INPUT start

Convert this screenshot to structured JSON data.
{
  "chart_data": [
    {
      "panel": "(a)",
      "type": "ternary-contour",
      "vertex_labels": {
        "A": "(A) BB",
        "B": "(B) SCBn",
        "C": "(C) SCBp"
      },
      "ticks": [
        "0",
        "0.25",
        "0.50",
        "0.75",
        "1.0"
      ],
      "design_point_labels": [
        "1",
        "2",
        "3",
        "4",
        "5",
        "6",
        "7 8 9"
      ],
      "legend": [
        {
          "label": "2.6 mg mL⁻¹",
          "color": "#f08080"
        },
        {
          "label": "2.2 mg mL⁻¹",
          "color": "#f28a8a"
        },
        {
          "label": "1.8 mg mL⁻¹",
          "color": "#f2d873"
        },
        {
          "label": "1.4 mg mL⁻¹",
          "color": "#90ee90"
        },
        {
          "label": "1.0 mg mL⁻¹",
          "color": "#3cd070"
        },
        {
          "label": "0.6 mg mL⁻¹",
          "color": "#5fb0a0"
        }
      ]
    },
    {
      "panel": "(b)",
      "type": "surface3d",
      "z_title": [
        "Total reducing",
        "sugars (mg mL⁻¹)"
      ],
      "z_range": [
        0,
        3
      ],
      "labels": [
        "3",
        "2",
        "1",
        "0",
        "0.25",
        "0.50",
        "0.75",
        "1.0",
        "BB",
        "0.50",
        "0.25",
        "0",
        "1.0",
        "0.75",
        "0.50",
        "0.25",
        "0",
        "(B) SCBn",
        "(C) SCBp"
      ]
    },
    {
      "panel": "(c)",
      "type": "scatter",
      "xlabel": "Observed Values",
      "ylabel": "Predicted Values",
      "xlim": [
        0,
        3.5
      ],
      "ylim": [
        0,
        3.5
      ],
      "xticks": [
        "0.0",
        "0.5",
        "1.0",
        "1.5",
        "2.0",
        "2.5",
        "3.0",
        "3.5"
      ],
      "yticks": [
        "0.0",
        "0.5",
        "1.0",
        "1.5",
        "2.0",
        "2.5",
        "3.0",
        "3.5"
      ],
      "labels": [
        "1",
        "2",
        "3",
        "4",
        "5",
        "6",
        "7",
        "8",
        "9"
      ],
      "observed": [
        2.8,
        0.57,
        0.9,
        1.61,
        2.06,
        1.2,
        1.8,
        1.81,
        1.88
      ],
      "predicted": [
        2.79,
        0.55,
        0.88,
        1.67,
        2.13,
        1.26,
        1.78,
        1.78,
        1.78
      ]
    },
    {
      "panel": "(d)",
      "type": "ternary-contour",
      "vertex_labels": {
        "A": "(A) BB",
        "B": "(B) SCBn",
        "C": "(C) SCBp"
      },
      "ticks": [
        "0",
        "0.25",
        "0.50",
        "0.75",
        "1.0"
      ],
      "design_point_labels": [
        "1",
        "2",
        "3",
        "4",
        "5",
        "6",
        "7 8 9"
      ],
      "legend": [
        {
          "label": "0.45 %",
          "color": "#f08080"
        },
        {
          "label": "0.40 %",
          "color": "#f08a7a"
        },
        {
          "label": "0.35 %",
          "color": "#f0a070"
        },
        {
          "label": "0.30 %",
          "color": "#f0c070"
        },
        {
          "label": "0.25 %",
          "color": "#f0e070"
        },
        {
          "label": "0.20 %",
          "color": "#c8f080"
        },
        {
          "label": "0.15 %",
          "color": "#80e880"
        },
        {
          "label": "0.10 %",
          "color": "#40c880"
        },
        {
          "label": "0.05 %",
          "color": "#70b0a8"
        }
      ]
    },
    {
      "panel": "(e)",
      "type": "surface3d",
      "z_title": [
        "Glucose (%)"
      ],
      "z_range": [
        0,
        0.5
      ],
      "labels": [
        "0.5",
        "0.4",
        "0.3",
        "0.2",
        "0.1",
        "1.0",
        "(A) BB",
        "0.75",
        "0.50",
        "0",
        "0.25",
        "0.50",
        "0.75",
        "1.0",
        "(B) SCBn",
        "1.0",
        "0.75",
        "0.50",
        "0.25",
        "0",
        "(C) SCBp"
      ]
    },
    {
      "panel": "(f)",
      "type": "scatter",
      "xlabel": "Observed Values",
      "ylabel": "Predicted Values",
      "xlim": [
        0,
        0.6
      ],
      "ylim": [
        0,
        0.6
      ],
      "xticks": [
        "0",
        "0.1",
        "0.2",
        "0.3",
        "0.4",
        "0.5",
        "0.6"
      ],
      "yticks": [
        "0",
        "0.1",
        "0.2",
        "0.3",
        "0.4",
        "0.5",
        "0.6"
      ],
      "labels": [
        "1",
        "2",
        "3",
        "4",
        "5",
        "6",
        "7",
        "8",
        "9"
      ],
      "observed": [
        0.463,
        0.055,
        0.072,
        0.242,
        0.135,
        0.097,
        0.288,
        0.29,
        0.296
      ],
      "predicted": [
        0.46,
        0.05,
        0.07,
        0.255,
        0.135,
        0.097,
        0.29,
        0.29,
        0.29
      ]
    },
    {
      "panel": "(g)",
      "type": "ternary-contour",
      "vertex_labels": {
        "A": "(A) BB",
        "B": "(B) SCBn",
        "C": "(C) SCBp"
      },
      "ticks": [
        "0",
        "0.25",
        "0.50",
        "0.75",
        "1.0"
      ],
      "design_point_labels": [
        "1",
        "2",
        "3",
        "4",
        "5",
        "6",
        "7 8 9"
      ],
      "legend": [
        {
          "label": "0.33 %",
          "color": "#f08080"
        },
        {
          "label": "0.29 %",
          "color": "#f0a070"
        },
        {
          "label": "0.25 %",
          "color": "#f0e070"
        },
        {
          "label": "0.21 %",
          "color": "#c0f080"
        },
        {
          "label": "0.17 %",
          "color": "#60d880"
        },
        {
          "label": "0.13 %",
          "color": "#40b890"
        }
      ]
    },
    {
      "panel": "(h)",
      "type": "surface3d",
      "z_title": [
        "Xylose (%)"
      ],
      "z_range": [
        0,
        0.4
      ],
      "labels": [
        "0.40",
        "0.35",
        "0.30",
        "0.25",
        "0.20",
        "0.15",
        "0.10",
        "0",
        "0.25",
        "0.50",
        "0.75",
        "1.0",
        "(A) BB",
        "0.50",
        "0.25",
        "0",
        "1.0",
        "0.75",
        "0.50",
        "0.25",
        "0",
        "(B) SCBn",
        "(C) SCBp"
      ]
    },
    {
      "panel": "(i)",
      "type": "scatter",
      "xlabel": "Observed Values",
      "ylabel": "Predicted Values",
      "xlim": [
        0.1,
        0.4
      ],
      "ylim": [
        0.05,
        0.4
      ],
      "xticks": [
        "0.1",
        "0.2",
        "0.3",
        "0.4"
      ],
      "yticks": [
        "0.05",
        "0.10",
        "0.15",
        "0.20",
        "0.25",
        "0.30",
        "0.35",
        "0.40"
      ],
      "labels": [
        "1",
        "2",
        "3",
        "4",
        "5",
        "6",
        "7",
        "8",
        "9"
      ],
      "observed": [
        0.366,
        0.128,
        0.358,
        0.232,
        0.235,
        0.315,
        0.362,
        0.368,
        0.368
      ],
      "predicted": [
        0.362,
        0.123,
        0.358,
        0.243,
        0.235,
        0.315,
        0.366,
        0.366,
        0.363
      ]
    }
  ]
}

INPUT end

### EXERCISE REQUIREMENTS
Exactly as shown above, return every record.

### ANSWER TO THE PROBLEM
Convert this screenshot to structured JSON data.
{
  "chart_data": [
    {
      "panel": "(a)",
      "type": "ternary-contour",
      "vertex_labels": {
        "A": "(A) BB",
        "B": "(B) SCBn",
        "C": "(C) SCBp"
      },
      "ticks": [
        "0",
        "0.25",
        "0.50",
        "0.75",
        "1.0"
      ],
      "design_point_labels": [
        "1",
        "2",
        "3",
        "4",
        "5",
        "6",
        "7 8 9"
      ],
      "legend": [
        {
          "label": "2.6 mg mL⁻¹",
          "color": "#f08080"
        },
        {
          "label": "2.2 mg mL⁻¹",
          "color": "#f28a8a"
        },
        {
          "label": "1.8 mg mL⁻¹",
          "color": "#f2d873"
        },
        {
          "label": "1.4 mg mL⁻¹",
          "color": "#90ee90"
        },
        {
          "label": "1.0 mg mL⁻¹",
          "color": "#3cd070"
        },
        {
          "label": "0.6 mg mL⁻¹",
          "color": "#5fb0a0"
        }
      ]
    },
    {
      "panel": "(b)",
      "type": "surface3d",
      "z_title": [
        "Total reducing",
        "sugars (mg mL⁻¹)"
      ],
      "z_range": [
        0,
        3
      ],
      "labels": [
        "3",
        "2",
        "1",
        "0",
        "0.25",
        "0.50",
        "0.75",
        "1.0",
        "BB",
        "0.50",
        "0.25",
        "0",
        "1.0",
        "0.75",
        "0.50",
        "0.25",
        "0",
        "(B) SCBn",
        "(C) SCBp"
      ]
    },
    {
      "panel": "(c)",
      "type": "scatter",
      "xlabel": "Observed Values",
      "ylabel": "Predicted Values",
      "xlim": [
        0,
        3.5
      ],
      "ylim": [
        0,
        3.5
      ],
      "xticks": [
        "0.0",
        "0.5",
        "1.0",
        "1.5",
        "2.0",
        "2.5",
        "3.0",
        "3.5"
      ],
      "yticks": [
        "0.0",
        "0.5",
        "1.0",
        "1.5",
        "2.0",
        "2.5",
        "3.0",
        "3.5"
      ],
      "labels": [
        "1",
        "2",
        "3",
        "4",
        "5",
        "6",
        "7",
        "8",
        "9"
      ],
      "observed": [
        2.8,
        0.57,
        0.9,
        1.61,
        2.06,
        1.2,
        1.8,
        1.81,
        1.88
      ],
      "predicted": [
        2.79,
        0.55,
        0.88,
        1.67,
        2.13,
        1.26,
        1.78,
        1.78,
        1.78
      ]
    },
    {
      "panel": "(d)",
      "type": "ternary-contour",
      "vertex_labels": {
        "A": "(A) BB",
        "B": "(B) SCBn",
        "C": "(C) SCBp"
      },
      "ticks": [
        "0",
        "0.25",
        "0.50",
        "0.75",
        "1.0"
      ],
      "design_point_labels": [
        "1",
        "2",
        "3",
        "4",
        "5",
        "6",
        "7 8 9"
      ],
      "legend": [
        {
          "label": "0.45 %",
          "color": "#f08080"
        },
        {
          "label": "0.40 %",
          "color": "#f08a7a"
        },
        {
          "label": "0.35 %",
          "color": "#f0a070"
        },
        {
          "label": "0.30 %",
          "color": "#f0c070"
        },
        {
          "label": "0.25 %",
          "color": "#f0e070"
        },
        {
          "label": "0.20 %",
          "color": "#c8f080"
        },
        {
          "label": "0.15 %",
          "color": "#80e880"
        },
        {
          "label": "0.10 %",
          "color": "#40c880"
        },
        {
          "label": "0.05 %",
          "color": "#70b0a8"
        }
      ]
    },
    {
      "panel": "(e)",
      "type": "surface3d",
      "z_title": [
        "Glucose (%)"
      ],
      "z_range": [
        0,
        0.5
      ],
      "labels": [
        "0.5",
        "0.4",
        "0.3",
        "0.2",
        "0.1",
        "1.0",
        "(A) BB",
        "0.75",
        "0.50",
        "0",
        "0.25",
        "0.50",
        "0.75",
        "1.0",
        "(B) SCBn",
        "1.0",
        "0.75",
        "0.50",
        "0.25",
        "0",
        "(C) SCBp"
      ]
    },
    {
      "panel": "(f)",
      "type": "scatter",
      "xlabel": "Observed Values",
      "ylabel": "Predicted Values",
      "xlim": [
        0,
        0.6
      ],
      "ylim": [
        0,
        0.6
      ],
      "xticks": [
        "0",
        "0.1",
        "0.2",
        "0.3",
        "0.4",
        "0.5",
        "0.6"
      ],
      "yticks": [
        "0",
        "0.1",
        "0.2",
        "0.3",
        "0.4",
        "0.5",
        "0.6"
      ],
      "labels": [
        "1",
        "2",
        "3",
        "4",
        "5",
        "6",
        "7",
        "8",
        "9"
      ],
      "observed": [
        0.463,
        0.055,
        0.072,
        0.242,
        0.135,
        0.097,
        0.288,
        0.29,
        0.296
      ],
      "predicted": [
        0.46,
        0.05,
        0.07,
        0.255,
        0.135,
        0.097,
        0.29,
        0.29,
        0.29
      ]
    },
    {
      "panel": "(g)",
      "type": "ternary-contour",
      "vertex_labels": {
        "A": "(A) BB",
        "B": "(B) SCBn",
        "C": "(C) SCBp"
      },
      "ticks": [
        "0",
        "0.25",
        "0.50",
        "0.75",
        "1.0"
      ],
      "design_point_labels": [
        "1",
        "2",
        "3",
        "4",
        "5",
        "6",
        "7 8 9"
      ],
      "legend": [
        {
          "label": "0.33 %",
          "color": "#f08080"
        },
        {
          "label": "0.29 %",
          "color": "#f0a070"
        },
        {
          "label": "0.25 %",
          "color": "#f0e070"
        },
        {
          "label": "0.21 %",
          "color": "#c0f080"
        },
        {
          "label": "0.17 %",
          "color": "#60d880"
        },
        {
          "label": "0.13 %",
          "color": "#40b890"
        }
      ]
    },
    {
      "panel": "(h)",
      "type": "surface3d",
      "z_title": [
        "Xylose (%)"
      ],
      "z_range": [
        0,
        0.4
      ],
      "labels": [
        "0.40",
        "0.35",
        "0.30",
        "0.25",
        "0.20",
        "0.15",
        "0.10",
        "0",
        "0.25",
        "0.50",
        "0.75",
        "1.0",
        "(A) BB",
        "0.50",
        "0.25",
        "0",
        "1.0",
        "0.75",
        "0.50",
        "0.25",
        "0",
        "(B) SCBn",
        "(C) SCBp"
      ]
    },
    {
      "panel": "(i)",
      "type": "scatter",
      "xlabel": "Observed Values",
      "ylabel": "Predicted Values",
      "xlim": [
        0.1,
        0.4
      ],
      "ylim": [
        0.05,
        0.4
      ],
      "xticks": [
        "0.1",
        "0.2",
        "0.3",
        "0.4"
      ],
      "yticks": [
        "0.05",
        "0.10",
        "0.15",
        "0.20",
        "0.25",
        "0.30",
        "0.35",
        "0.40"
      ],
      "labels": [
        "1",
        "2",
        "3",
        "4",
        "5",
        "6",
        "7",
        "8",
        "9"
      ],
      "observed": [
        0.366,
        0.128,
        0.358,
        0.232,
        0.235,
        0.315,
        0.362,
        0.368,
        0.368
      ],
      "predicted": [
        0.362,
        0.123,
        0.358,
        0.243,
        0.235,
        0.315,
        0.366,
        0.366,
        0.363
      ]
    }
  ]
}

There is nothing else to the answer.